> **DATA FOR THE TASK**
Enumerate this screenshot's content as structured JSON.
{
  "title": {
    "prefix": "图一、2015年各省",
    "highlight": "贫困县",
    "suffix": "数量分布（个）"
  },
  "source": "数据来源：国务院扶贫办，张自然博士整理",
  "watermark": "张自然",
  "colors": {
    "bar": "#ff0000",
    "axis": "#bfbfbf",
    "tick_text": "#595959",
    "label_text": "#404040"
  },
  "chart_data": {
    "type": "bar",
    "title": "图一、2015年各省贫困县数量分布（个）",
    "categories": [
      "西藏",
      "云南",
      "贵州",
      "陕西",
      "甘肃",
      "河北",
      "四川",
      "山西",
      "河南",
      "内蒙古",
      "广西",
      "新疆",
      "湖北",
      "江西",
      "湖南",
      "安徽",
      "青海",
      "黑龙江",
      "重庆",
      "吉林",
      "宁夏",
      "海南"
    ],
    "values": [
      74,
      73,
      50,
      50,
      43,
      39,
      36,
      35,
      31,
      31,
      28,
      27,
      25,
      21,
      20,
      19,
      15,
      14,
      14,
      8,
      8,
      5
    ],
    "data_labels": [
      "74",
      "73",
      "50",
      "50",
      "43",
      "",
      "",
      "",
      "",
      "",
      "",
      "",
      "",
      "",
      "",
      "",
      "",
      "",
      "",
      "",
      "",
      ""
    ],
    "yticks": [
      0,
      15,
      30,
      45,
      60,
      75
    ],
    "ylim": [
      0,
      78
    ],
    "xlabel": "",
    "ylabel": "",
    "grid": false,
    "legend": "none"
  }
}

> **SHORT TASK**
Retype all of the data shown above, word for word.

> **ANSWER FOR THIS EXERCISE**
Enumerate this screenshot's content as structured JSON.
{
  "title": {
    "prefix": "图一、2015年各省",
    "highlight": "贫困县",
    "suffix": "数量分布（个）"
  },
  "source": "数据来源：国务院扶贫办，张自然博士整理",
  "watermark": "张自然",
  "colors": {
    "bar": "#ff0000",
    "axis": "#bfbfbf",
    "tick_text": "#595959",
    "label_text": "#404040"
  },
  "chart_data": {
    "type": "bar",
    "title": "图一、2015年各省贫困县数量分布（个）",
    "categories": [
      "西藏",
      "云南",
      "贵州",
      "陕西",
      "甘肃",
      "河北",
      "四川",
      "山西",
      "河南",
      "内蒙古",
      "广西",
      "新疆",
      "湖北",
      "江西",
      "湖南",
      "安徽",
      "青海",
      "黑龙江",
      "重庆",
      "吉林",
      "宁夏",
      "海南"
    ],
    "values": [
      74,
      73,
      50,
      50,
      43,
      39,
      36,
      35,
      31,
      31,
      28,
      27,
      25,
      21,
      20,
      19,
      15,
      14,
      14,
      8,
      8,
      5
    ],
    "data_labels": [
      "74",
      "73",
      "50",
      "50",
      "43",
      "",
      "",
      "",
      "",
      "",
      "",
      "",
      "",
      "",
      "",
      "",
      "",
      "",
      "",
      "",
      "",
      ""
    ],
    "yticks": [
      0,
      15,
      30,
      45,
      60,
      75
    ],
    "ylim": [
      0,
      78
    ],
    "xlabel": "",
    "ylabel": "",
    "grid": false,
    "legend": "none"
  }
}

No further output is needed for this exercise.